◆ STATED EXERCISE: Wherever the word "JSON" shows up in a line, please copy that line.

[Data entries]
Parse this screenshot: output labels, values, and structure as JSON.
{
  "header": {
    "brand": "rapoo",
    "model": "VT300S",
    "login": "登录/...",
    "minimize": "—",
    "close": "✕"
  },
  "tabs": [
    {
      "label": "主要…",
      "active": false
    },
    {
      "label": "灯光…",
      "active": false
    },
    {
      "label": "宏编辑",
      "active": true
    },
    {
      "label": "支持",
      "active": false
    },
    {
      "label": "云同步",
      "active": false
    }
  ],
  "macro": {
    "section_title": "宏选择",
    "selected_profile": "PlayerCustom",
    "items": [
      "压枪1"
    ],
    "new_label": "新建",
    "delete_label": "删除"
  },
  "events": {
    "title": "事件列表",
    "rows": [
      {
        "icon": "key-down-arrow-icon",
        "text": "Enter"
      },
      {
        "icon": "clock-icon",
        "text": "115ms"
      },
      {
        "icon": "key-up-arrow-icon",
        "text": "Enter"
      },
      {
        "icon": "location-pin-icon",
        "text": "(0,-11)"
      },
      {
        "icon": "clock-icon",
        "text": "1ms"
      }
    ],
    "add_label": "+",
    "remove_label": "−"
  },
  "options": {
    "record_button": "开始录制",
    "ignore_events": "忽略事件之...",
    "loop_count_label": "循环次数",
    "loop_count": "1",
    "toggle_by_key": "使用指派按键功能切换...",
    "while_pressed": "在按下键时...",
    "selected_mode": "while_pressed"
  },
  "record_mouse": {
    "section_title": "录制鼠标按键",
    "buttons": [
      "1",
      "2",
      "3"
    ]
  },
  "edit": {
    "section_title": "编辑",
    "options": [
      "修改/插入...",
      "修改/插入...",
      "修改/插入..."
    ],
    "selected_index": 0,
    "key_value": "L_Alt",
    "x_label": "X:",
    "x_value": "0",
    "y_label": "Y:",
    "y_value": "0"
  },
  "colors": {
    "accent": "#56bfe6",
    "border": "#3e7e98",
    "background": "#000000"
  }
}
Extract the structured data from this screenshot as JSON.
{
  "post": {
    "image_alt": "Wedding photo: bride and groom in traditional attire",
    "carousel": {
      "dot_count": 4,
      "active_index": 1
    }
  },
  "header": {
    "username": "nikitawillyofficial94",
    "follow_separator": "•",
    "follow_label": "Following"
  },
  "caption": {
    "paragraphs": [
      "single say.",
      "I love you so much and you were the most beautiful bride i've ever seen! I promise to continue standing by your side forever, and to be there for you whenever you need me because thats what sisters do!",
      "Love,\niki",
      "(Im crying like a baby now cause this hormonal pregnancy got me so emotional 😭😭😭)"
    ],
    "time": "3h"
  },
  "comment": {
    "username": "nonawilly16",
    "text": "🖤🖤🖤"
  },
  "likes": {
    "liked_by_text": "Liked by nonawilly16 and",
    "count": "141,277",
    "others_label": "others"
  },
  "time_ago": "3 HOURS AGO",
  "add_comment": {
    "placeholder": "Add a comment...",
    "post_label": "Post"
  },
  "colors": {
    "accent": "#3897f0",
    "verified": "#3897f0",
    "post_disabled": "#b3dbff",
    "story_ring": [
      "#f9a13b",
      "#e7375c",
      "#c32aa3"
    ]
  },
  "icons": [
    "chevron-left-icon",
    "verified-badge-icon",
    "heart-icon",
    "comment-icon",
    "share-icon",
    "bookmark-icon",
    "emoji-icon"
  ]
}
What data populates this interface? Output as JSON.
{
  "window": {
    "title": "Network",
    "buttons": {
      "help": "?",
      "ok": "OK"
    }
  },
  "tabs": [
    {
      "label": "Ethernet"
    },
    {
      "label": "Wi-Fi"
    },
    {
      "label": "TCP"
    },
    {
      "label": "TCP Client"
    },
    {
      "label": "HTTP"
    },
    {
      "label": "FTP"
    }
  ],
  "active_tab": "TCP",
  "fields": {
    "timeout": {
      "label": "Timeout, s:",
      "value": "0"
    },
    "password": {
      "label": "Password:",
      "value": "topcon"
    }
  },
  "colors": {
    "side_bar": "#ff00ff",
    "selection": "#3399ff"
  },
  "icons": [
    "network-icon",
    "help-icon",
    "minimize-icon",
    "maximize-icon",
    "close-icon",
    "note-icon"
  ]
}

◆ EXPECTED OUTPUT:
Parse this screenshot: output labels, values, and structure as JSON.
Extract the structured data from this screenshot as JSON.
What data populates this interface? Output as JSON.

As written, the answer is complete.